* [What this task involves]: Output the material word for word. Leave each picture out.

* [Records for processing]:
#####

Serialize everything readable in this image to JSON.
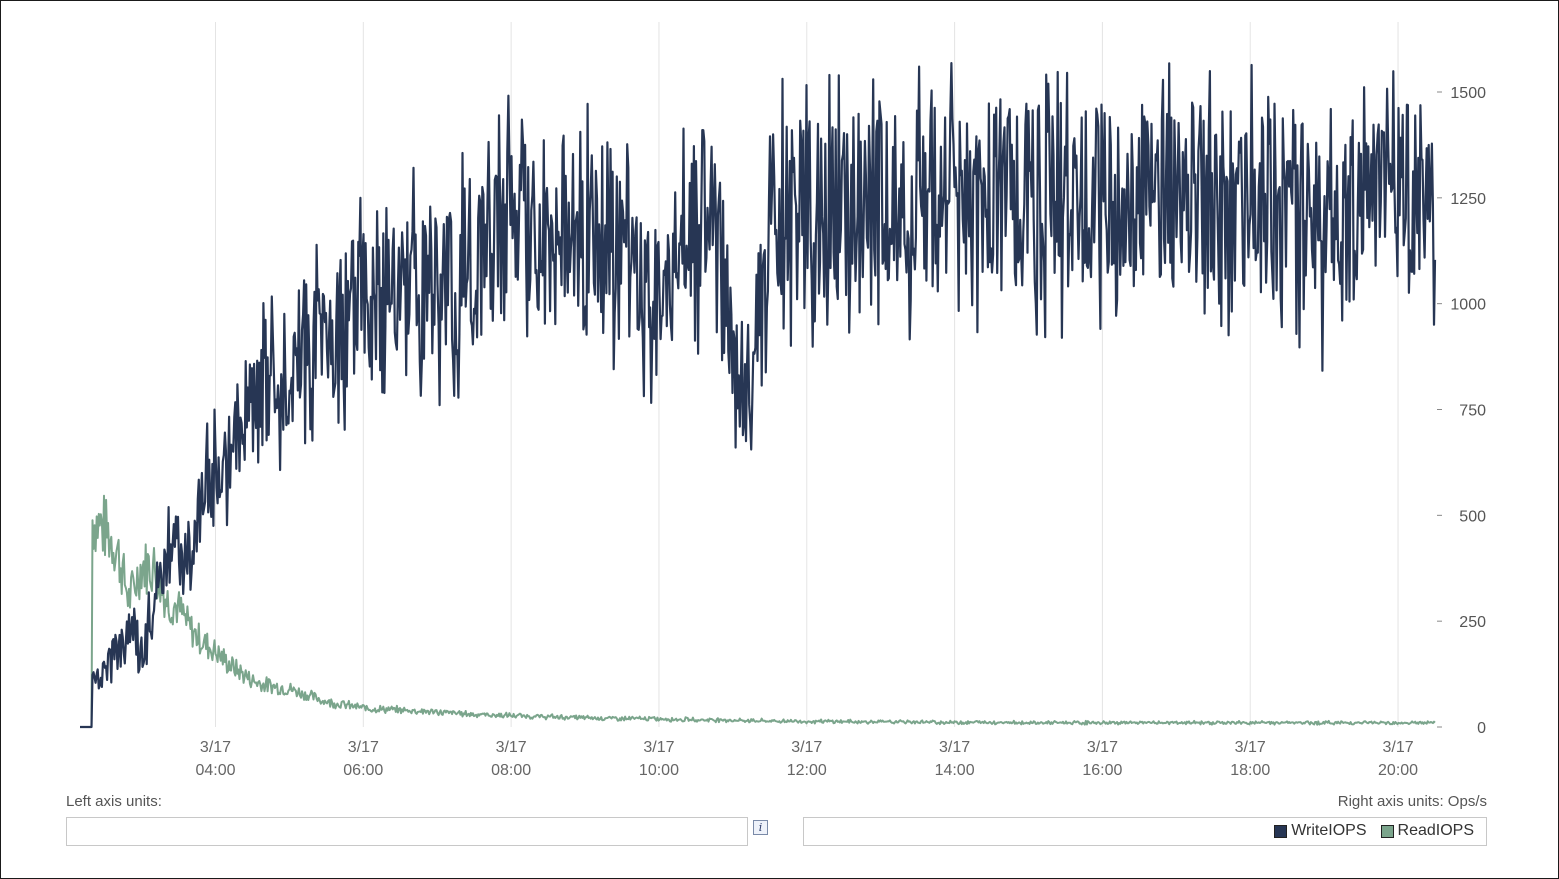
{
  "units": {
    "left_label": "Left axis units:",
    "right_label": "Right axis units: Ops/s",
    "info_glyph": "i"
  },
  "legend": [
    {
      "label": "WriteIOPS",
      "color": "#273654"
    },
    {
      "label": "ReadIOPS",
      "color": "#7ba58c"
    }
  ],
  "chart_data": {
    "type": "line",
    "x_ticks": [
      {
        "date": "3/17",
        "time": "04:00"
      },
      {
        "date": "3/17",
        "time": "06:00"
      },
      {
        "date": "3/17",
        "time": "08:00"
      },
      {
        "date": "3/17",
        "time": "10:00"
      },
      {
        "date": "3/17",
        "time": "12:00"
      },
      {
        "date": "3/17",
        "time": "14:00"
      },
      {
        "date": "3/17",
        "time": "16:00"
      },
      {
        "date": "3/17",
        "time": "18:00"
      },
      {
        "date": "3/17",
        "time": "20:00"
      }
    ],
    "xlim": [
      "02:10",
      "20:30"
    ],
    "y_ticks": [
      "1500",
      "1250",
      "1000",
      "750",
      "500",
      "250",
      "0"
    ],
    "ylim": [
      0,
      1500
    ],
    "y_axis_side": "right",
    "grid": "vertical",
    "legend_position": "bottom-right",
    "series": [
      {
        "name": "WriteIOPS",
        "color": "#273654",
        "x": [
          "02:10",
          "02:20",
          "02:30",
          "02:40",
          "02:50",
          "03:00",
          "03:10",
          "03:20",
          "03:30",
          "03:40",
          "03:50",
          "04:00",
          "04:10",
          "04:20",
          "04:30",
          "04:40",
          "04:50",
          "05:00",
          "05:10",
          "05:20",
          "05:30",
          "05:40",
          "05:50",
          "06:00",
          "06:15",
          "06:30",
          "06:45",
          "07:00",
          "07:15",
          "07:30",
          "07:45",
          "08:00",
          "08:15",
          "08:30",
          "08:45",
          "09:00",
          "09:15",
          "09:30",
          "09:45",
          "10:00",
          "10:15",
          "10:30",
          "10:45",
          "11:00",
          "11:10",
          "11:20",
          "11:30",
          "11:40",
          "11:50",
          "12:00",
          "12:15",
          "12:30",
          "12:45",
          "13:00",
          "13:15",
          "13:30",
          "13:45",
          "14:00",
          "14:15",
          "14:30",
          "14:45",
          "15:00",
          "15:15",
          "15:30",
          "15:45",
          "16:00",
          "16:15",
          "16:30",
          "16:45",
          "17:00",
          "17:15",
          "17:30",
          "17:45",
          "18:00",
          "18:15",
          "18:30",
          "18:45",
          "19:00",
          "19:15",
          "19:30",
          "19:45",
          "20:00",
          "20:15",
          "20:30"
        ],
        "values": [
          0,
          100,
          120,
          170,
          230,
          180,
          290,
          400,
          450,
          380,
          560,
          600,
          650,
          700,
          780,
          800,
          830,
          850,
          900,
          920,
          930,
          960,
          980,
          1000,
          990,
          1020,
          1050,
          1040,
          1080,
          1080,
          1150,
          1180,
          1170,
          1160,
          1170,
          1200,
          1180,
          1150,
          1080,
          1000,
          1200,
          1210,
          1240,
          850,
          800,
          950,
          1230,
          1230,
          1210,
          1220,
          1220,
          1230,
          1240,
          1260,
          1270,
          1250,
          1240,
          1260,
          1240,
          1260,
          1260,
          1250,
          1240,
          1250,
          1240,
          1280,
          1260,
          1250,
          1250,
          1240,
          1240,
          1250,
          1240,
          1250,
          1230,
          1220,
          1200,
          1150,
          1220,
          1230,
          1250,
          1250,
          1260,
          1200
        ]
      },
      {
        "name": "ReadIOPS",
        "color": "#7ba58c",
        "x": [
          "02:10",
          "02:20",
          "02:30",
          "02:40",
          "02:50",
          "03:00",
          "03:10",
          "03:20",
          "03:30",
          "03:40",
          "03:50",
          "04:00",
          "04:10",
          "04:20",
          "04:30",
          "04:40",
          "04:50",
          "05:00",
          "05:10",
          "05:20",
          "05:30",
          "05:40",
          "05:50",
          "06:00",
          "06:15",
          "06:30",
          "06:45",
          "07:00",
          "07:15",
          "07:30",
          "07:45",
          "08:00",
          "08:15",
          "08:30",
          "08:45",
          "09:00",
          "09:15",
          "09:30",
          "09:45",
          "10:00",
          "10:15",
          "10:30",
          "10:45",
          "11:00",
          "11:10",
          "11:20",
          "11:30",
          "11:40",
          "11:50",
          "12:00",
          "12:15",
          "12:30",
          "12:45",
          "13:00",
          "13:15",
          "13:30",
          "13:45",
          "14:00",
          "14:15",
          "14:30",
          "14:45",
          "15:00",
          "15:15",
          "15:30",
          "15:45",
          "16:00",
          "16:15",
          "16:30",
          "16:45",
          "17:00",
          "17:15",
          "17:30",
          "17:45",
          "18:00",
          "18:15",
          "18:30",
          "18:45",
          "19:00",
          "19:15",
          "19:30",
          "19:45",
          "20:00",
          "20:15",
          "20:30"
        ],
        "values": [
          0,
          490,
          470,
          420,
          300,
          380,
          380,
          300,
          280,
          230,
          200,
          180,
          150,
          130,
          110,
          100,
          95,
          90,
          80,
          70,
          60,
          55,
          50,
          45,
          42,
          40,
          38,
          35,
          33,
          30,
          28,
          27,
          25,
          24,
          23,
          22,
          21,
          20,
          20,
          19,
          18,
          17,
          17,
          16,
          15,
          15,
          14,
          14,
          14,
          13,
          13,
          13,
          12,
          12,
          12,
          12,
          11,
          11,
          11,
          11,
          11,
          10,
          10,
          10,
          10,
          10,
          10,
          10,
          10,
          10,
          10,
          10,
          10,
          10,
          10,
          10,
          10,
          10,
          10,
          10,
          10,
          10,
          10,
          10
        ]
      }
    ]
  }
}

#####

* [Task solution]:
Serialize everything readable in this image to JSON.
{
  "units": {
    "left_label": "Left axis units:",
    "right_label": "Right axis units: Ops/s",
    "info_glyph": "i"
  },
  "legend": [
    {
      "label": "WriteIOPS",
      "color": "#273654"
    },
    {
      "label": "ReadIOPS",
      "color": "#7ba58c"
    }
  ],
  "chart_data": {
    "type": "line",
    "x_ticks": [
      {
        "date": "3/17",
        "time": "04:00"
      },
      {
        "date": "3/17",
        "time": "06:00"
      },
      {
        "date": "3/17",
        "time": "08:00"
      },
      {
        "date": "3/17",
        "time": "10:00"
      },
      {
        "date": "3/17",
        "time": "12:00"
      },
      {
        "date": "3/17",
        "time": "14:00"
      },
      {
        "date": "3/17",
        "time": "16:00"
      },
      {
        "date": "3/17",
        "time": "18:00"
      },
      {
        "date": "3/17",
        "time": "20:00"
      }
    ],
    "xlim": [
      "02:10",
      "20:30"
    ],
    "y_ticks": [
      "1500",
      "1250",
      "1000",
      "750",
      "500",
      "250",
      "0"
    ],
    "ylim": [
      0,
      1500
    ],
    "y_axis_side": "right",
    "grid": "vertical",
    "legend_position": "bottom-right",
    "series": [
      {
        "name": "WriteIOPS",
        "color": "#273654",
        "x": [
          "02:10",
          "02:20",
          "02:30",
          "02:40",
          "02:50",
          "03:00",
          "03:10",
          "03:20",
          "03:30",
          "03:40",
          "03:50",
          "04:00",
          "04:10",
          "04:20",
          "04:30",
          "04:40",
          "04:50",
          "05:00",
          "05:10",
          "05:20",
          "05:30",
          "05:40",
          "05:50",
          "06:00",
          "06:15",
          "06:30",
          "06:45",
          "07:00",
          "07:15",
          "07:30",
          "07:45",
          "08:00",
          "08:15",
          "08:30",
          "08:45",
          "09:00",
          "09:15",
          "09:30",
          "09:45",
          "10:00",
          "10:15",
          "10:30",
          "10:45",
          "11:00",
          "11:10",
          "11:20",
          "11:30",
          "11:40",
          "11:50",
          "12:00",
          "12:15",
          "12:30",
          "12:45",
          "13:00",
          "13:15",
          "13:30",
          "13:45",
          "14:00",
          "14:15",
          "14:30",
          "14:45",
          "15:00",
          "15:15",
          "15:30",
          "15:45",
          "16:00",
          "16:15",
          "16:30",
          "16:45",
          "17:00",
          "17:15",
          "17:30",
          "17:45",
          "18:00",
          "18:15",
          "18:30",
          "18:45",
          "19:00",
          "19:15",
          "19:30",
          "19:45",
          "20:00",
          "20:15",
          "20:30"
        ],
        "values": [
          0,
          100,
          120,
          170,
          230,
          180,
          290,
          400,
          450,
          380,
          560,
          600,
          650,
          700,
          780,
          800,
          830,
          850,
          900,
          920,
          930,
          960,
          980,
          1000,
          990,
          1020,
          1050,
          1040,
          1080,
          1080,
          1150,
          1180,
          1170,
          1160,
          1170,
          1200,
          1180,
          1150,
          1080,
          1000,
          1200,
          1210,
          1240,
          850,
          800,
          950,
          1230,
          1230,
          1210,
          1220,
          1220,
          1230,
          1240,
          1260,
          1270,
          1250,
          1240,
          1260,
          1240,
          1260,
          1260,
          1250,
          1240,
          1250,
          1240,
          1280,
          1260,
          1250,
          1250,
          1240,
          1240,
          1250,
          1240,
          1250,
          1230,
          1220,
          1200,
          1150,
          1220,
          1230,
          1250,
          1250,
          1260,
          1200
        ]
      },
      {
        "name": "ReadIOPS",
        "color": "#7ba58c",
        "x": [
          "02:10",
          "02:20",
          "02:30",
          "02:40",
          "02:50",
          "03:00",
          "03:10",
          "03:20",
          "03:30",
          "03:40",
          "03:50",
          "04:00",
          "04:10",
          "04:20",
          "04:30",
          "04:40",
          "04:50",
          "05:00",
          "05:10",
          "05:20",
          "05:30",
          "05:40",
          "05:50",
          "06:00",
          "06:15",
          "06:30",
          "06:45",
          "07:00",
          "07:15",
          "07:30",
          "07:45",
          "08:00",
          "08:15",
          "08:30",
          "08:45",
          "09:00",
          "09:15",
          "09:30",
          "09:45",
          "10:00",
          "10:15",
          "10:30",
          "10:45",
          "11:00",
          "11:10",
          "11:20",
          "11:30",
          "11:40",
          "11:50",
          "12:00",
          "12:15",
          "12:30",
          "12:45",
          "13:00",
          "13:15",
          "13:30",
          "13:45",
          "14:00",
          "14:15",
          "14:30",
          "14:45",
          "15:00",
          "15:15",
          "15:30",
          "15:45",
          "16:00",
          "16:15",
          "16:30",
          "16:45",
          "17:00",
          "17:15",
          "17:30",
          "17:45",
          "18:00",
          "18:15",
          "18:30",
          "18:45",
          "19:00",
          "19:15",
          "19:30",
          "19:45",
          "20:00",
          "20:15",
          "20:30"
        ],
        "values": [
          0,
          490,
          470,
          420,
          300,
          380,
          380,
          300,
          280,
          230,
          200,
          180,
          150,
          130,
          110,
          100,
          95,
          90,
          80,
          70,
          60,
          55,
          50,
          45,
          42,
          40,
          38,
          35,
          33,
          30,
          28,
          27,
          25,
          24,
          23,
          22,
          21,
          20,
          20,
          19,
          18,
          17,
          17,
          16,
          15,
          15,
          14,
          14,
          14,
          13,
          13,
          13,
          12,
          12,
          12,
          12,
          11,
          11,
          11,
          11,
          11,
          10,
          10,
          10,
          10,
          10,
          10,
          10,
          10,
          10,
          10,
          10,
          10,
          10,
          10,
          10,
          10,
          10,
          10,
          10,
          10,
          10,
          10,
          10
        ]
      }
    ]
  }
}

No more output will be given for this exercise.